* _WHAT TO WORK ON_
Each record below should be repeated precisely as written.

* START EXERCISE INPUT *

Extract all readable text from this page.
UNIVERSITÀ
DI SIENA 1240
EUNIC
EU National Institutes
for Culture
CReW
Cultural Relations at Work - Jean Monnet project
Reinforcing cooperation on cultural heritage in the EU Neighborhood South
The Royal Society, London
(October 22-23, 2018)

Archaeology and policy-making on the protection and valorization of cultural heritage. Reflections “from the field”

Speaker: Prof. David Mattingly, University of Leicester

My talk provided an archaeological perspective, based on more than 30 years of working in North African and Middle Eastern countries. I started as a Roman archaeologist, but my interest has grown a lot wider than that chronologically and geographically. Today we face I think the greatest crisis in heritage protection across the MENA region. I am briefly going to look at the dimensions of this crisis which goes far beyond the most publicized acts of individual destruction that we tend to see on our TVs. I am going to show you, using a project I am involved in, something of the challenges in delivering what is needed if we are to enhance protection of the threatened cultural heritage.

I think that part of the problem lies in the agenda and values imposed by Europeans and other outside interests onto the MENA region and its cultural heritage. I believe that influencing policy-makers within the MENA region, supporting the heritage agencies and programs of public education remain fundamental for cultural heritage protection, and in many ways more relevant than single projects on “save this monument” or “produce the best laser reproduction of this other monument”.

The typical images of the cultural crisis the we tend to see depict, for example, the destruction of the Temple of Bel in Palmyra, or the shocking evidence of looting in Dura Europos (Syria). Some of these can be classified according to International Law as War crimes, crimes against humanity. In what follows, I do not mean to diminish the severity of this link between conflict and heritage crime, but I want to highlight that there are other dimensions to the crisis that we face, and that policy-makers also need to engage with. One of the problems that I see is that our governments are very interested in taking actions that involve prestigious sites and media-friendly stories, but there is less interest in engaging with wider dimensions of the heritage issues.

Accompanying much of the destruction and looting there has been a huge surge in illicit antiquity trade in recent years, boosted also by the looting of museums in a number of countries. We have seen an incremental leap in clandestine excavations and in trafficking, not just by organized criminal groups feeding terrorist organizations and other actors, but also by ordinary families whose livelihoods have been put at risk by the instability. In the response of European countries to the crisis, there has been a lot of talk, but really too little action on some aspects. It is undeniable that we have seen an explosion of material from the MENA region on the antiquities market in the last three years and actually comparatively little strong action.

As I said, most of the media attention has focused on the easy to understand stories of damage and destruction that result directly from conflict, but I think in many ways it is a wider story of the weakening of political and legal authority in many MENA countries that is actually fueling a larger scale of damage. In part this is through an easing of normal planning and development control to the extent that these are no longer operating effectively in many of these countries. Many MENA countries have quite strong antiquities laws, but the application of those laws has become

* END EXERCISE INPUT *

* _ANSWER TO THE EXERCISE_
Extract all readable text from this page.
UNIVERSITÀ
DI SIENA 1240
EUNIC
EU National Institutes
for Culture
CReW
Cultural Relations at Work - Jean Monnet project
Reinforcing cooperation on cultural heritage in the EU Neighborhood South
The Royal Society, London
(October 22-23, 2018)

Archaeology and policy-making on the protection and valorization of cultural heritage. Reflections “from the field”

Speaker: Prof. David Mattingly, University of Leicester

My talk provided an archaeological perspective, based on more than 30 years of working in North African and Middle Eastern countries. I started as a Roman archaeologist, but my interest has grown a lot wider than that chronologically and geographically. Today we face I think the greatest crisis in heritage protection across the MENA region. I am briefly going to look at the dimensions of this crisis which goes far beyond the most publicized acts of individual destruction that we tend to see on our TVs. I am going to show you, using a project I am involved in, something of the challenges in delivering what is needed if we are to enhance protection of the threatened cultural heritage.

I think that part of the problem lies in the agenda and values imposed by Europeans and other outside interests onto the MENA region and its cultural heritage. I believe that influencing policy-makers within the MENA region, supporting the heritage agencies and programs of public education remain fundamental for cultural heritage protection, and in many ways more relevant than single projects on “save this monument” or “produce the best laser reproduction of this other monument”.

The typical images of the cultural crisis the we tend to see depict, for example, the destruction of the Temple of Bel in Palmyra, or the shocking evidence of looting in Dura Europos (Syria). Some of these can be classified according to International Law as War crimes, crimes against humanity. In what follows, I do not mean to diminish the severity of this link between conflict and heritage crime, but I want to highlight that there are other dimensions to the crisis that we face, and that policy-makers also need to engage with. One of the problems that I see is that our governments are very interested in taking actions that involve prestigious sites and media-friendly stories, but there is less interest in engaging with wider dimensions of the heritage issues.

Accompanying much of the destruction and looting there has been a huge surge in illicit antiquity trade in recent years, boosted also by the looting of museums in a number of countries. We have seen an incremental leap in clandestine excavations and in trafficking, not just by organized criminal groups feeding terrorist organizations and other actors, but also by ordinary families whose livelihoods have been put at risk by the instability. In the response of European countries to the crisis, there has been a lot of talk, but really too little action on some aspects. It is undeniable that we have seen an explosion of material from the MENA region on the antiquities market in the last three years and actually comparatively little strong action.

As I said, most of the media attention has focused on the easy to understand stories of damage and destruction that result directly from conflict, but I think in many ways it is a wider story of the weakening of political and legal authority in many MENA countries that is actually fueling a larger scale of damage. In part this is through an easing of normal planning and development control to the extent that these are no longer operating effectively in many of these countries. Many MENA countries have quite strong antiquities laws, but the application of those laws has become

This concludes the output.